> **Direction**: Each record needs to be echoed exactly; can you do that?
◇ ◇ ◇ ◇ ◇
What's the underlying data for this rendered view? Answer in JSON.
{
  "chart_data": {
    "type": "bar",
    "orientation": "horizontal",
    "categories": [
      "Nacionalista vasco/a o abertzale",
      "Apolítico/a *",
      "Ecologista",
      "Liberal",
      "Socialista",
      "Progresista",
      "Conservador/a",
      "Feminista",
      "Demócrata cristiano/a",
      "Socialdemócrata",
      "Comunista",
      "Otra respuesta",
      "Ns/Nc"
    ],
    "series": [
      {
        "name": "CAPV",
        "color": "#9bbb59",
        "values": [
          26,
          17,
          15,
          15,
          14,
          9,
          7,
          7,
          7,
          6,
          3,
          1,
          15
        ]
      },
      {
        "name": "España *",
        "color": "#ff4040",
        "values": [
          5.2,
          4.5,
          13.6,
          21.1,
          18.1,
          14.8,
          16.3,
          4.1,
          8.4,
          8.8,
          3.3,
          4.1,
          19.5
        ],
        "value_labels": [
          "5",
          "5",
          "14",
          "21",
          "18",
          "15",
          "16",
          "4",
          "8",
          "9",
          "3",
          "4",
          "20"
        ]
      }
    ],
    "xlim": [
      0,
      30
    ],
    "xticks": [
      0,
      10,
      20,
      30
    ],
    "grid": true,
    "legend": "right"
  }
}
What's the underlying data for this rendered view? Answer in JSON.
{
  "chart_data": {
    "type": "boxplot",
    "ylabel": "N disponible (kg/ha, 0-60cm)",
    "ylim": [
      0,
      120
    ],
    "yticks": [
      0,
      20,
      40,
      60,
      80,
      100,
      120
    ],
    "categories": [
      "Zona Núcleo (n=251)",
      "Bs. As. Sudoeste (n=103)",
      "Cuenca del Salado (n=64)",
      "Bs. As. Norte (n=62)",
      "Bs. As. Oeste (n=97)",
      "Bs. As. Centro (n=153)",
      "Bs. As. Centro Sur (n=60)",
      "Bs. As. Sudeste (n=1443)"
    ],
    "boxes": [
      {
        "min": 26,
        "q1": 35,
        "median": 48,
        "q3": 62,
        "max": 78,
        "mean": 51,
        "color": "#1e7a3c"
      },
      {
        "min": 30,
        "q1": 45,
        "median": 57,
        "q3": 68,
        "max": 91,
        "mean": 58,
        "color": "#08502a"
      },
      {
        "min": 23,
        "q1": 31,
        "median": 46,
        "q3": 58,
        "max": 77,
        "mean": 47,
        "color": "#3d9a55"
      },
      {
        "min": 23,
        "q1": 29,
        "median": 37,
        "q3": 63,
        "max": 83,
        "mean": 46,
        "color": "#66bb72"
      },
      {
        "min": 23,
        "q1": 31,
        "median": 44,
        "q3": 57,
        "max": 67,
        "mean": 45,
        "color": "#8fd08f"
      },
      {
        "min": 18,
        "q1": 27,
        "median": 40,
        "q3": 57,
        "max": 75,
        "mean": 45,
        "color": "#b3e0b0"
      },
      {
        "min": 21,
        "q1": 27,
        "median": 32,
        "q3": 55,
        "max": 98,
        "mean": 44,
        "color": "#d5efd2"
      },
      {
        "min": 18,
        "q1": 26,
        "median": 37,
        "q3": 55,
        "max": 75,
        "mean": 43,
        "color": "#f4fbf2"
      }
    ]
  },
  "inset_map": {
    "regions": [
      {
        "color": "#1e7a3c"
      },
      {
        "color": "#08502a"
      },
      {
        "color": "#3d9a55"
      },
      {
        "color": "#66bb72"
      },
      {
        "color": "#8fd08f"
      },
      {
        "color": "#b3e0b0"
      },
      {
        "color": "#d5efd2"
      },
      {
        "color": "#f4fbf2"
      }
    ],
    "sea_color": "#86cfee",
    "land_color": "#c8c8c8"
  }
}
◇ ◇ ◇ ◇ ◇
> **Solution below**:
What's the underlying data for this rendered view? Answer in JSON.
{
  "chart_data": {
    "type": "bar",
    "orientation": "horizontal",
    "categories": [
      "Nacionalista vasco/a o abertzale",
      "Apolítico/a *",
      "Ecologista",
      "Liberal",
      "Socialista",
      "Progresista",
      "Conservador/a",
      "Feminista",
      "Demócrata cristiano/a",
      "Socialdemócrata",
      "Comunista",
      "Otra respuesta",
      "Ns/Nc"
    ],
    "series": [
      {
        "name": "CAPV",
        "color": "#9bbb59",
        "values": [
          26,
          17,
          15,
          15,
          14,
          9,
          7,
          7,
          7,
          6,
          3,
          1,
          15
        ]
      },
      {
        "name": "España *",
        "color": "#ff4040",
        "values": [
          5.2,
          4.5,
          13.6,
          21.1,
          18.1,
          14.8,
          16.3,
          4.1,
          8.4,
          8.8,
          3.3,
          4.1,
          19.5
        ],
        "value_labels": [
          "5",
          "5",
          "14",
          "21",
          "18",
          "15",
          "16",
          "4",
          "8",
          "9",
          "3",
          "4",
          "20"
        ]
      }
    ],
    "xlim": [
      0,
      30
    ],
    "xticks": [
      0,
      10,
      20,
      30
    ],
    "grid": true,
    "legend": "right"
  }
}
What's the underlying data for this rendered view? Answer in JSON.
{
  "chart_data": {
    "type": "boxplot",
    "ylabel": "N disponible (kg/ha, 0-60cm)",
    "ylim": [
      0,
      120
    ],
    "yticks": [
      0,
      20,
      40,
      60,
      80,
      100,
      120
    ],
    "categories": [
      "Zona Núcleo (n=251)",
      "Bs. As. Sudoeste (n=103)",
      "Cuenca del Salado (n=64)",
      "Bs. As. Norte (n=62)",
      "Bs. As. Oeste (n=97)",
      "Bs. As. Centro (n=153)",
      "Bs. As. Centro Sur (n=60)",
      "Bs. As. Sudeste (n=1443)"
    ],
    "boxes": [
      {
        "min": 26,
        "q1": 35,
        "median": 48,
        "q3": 62,
        "max": 78,
        "mean": 51,
        "color": "#1e7a3c"
      },
      {
        "min": 30,
        "q1": 45,
        "median": 57,
        "q3": 68,
        "max": 91,
        "mean": 58,
        "color": "#08502a"
      },
      {
        "min": 23,
        "q1": 31,
        "median": 46,
        "q3": 58,
        "max": 77,
        "mean": 47,
        "color": "#3d9a55"
      },
      {
        "min": 23,
        "q1": 29,
        "median": 37,
        "q3": 63,
        "max": 83,
        "mean": 46,
        "color": "#66bb72"
      },
      {
        "min": 23,
        "q1": 31,
        "median": 44,
        "q3": 57,
        "max": 67,
        "mean": 45,
        "color": "#8fd08f"
      },
      {
        "min": 18,
        "q1": 27,
        "median": 40,
        "q3": 57,
        "max": 75,
        "mean": 45,
        "color": "#b3e0b0"
      },
      {
        "min": 21,
        "q1": 27,
        "median": 32,
        "q3": 55,
        "max": 98,
        "mean": 44,
        "color": "#d5efd2"
      },
      {
        "min": 18,
        "q1": 26,
        "median": 37,
        "q3": 55,
        "max": 75,
        "mean": 43,
        "color": "#f4fbf2"
      }
    ]
  },
  "inset_map": {
    "regions": [
      {
        "color": "#1e7a3c"
      },
      {
        "color": "#08502a"
      },
      {
        "color": "#3d9a55"
      },
      {
        "color": "#66bb72"
      },
      {
        "color": "#8fd08f"
      },
      {
        "color": "#b3e0b0"
      },
      {
        "color": "#d5efd2"
      },
      {
        "color": "#f4fbf2"
      }
    ],
    "sea_color": "#86cfee",
    "land_color": "#c8c8c8"
  }
}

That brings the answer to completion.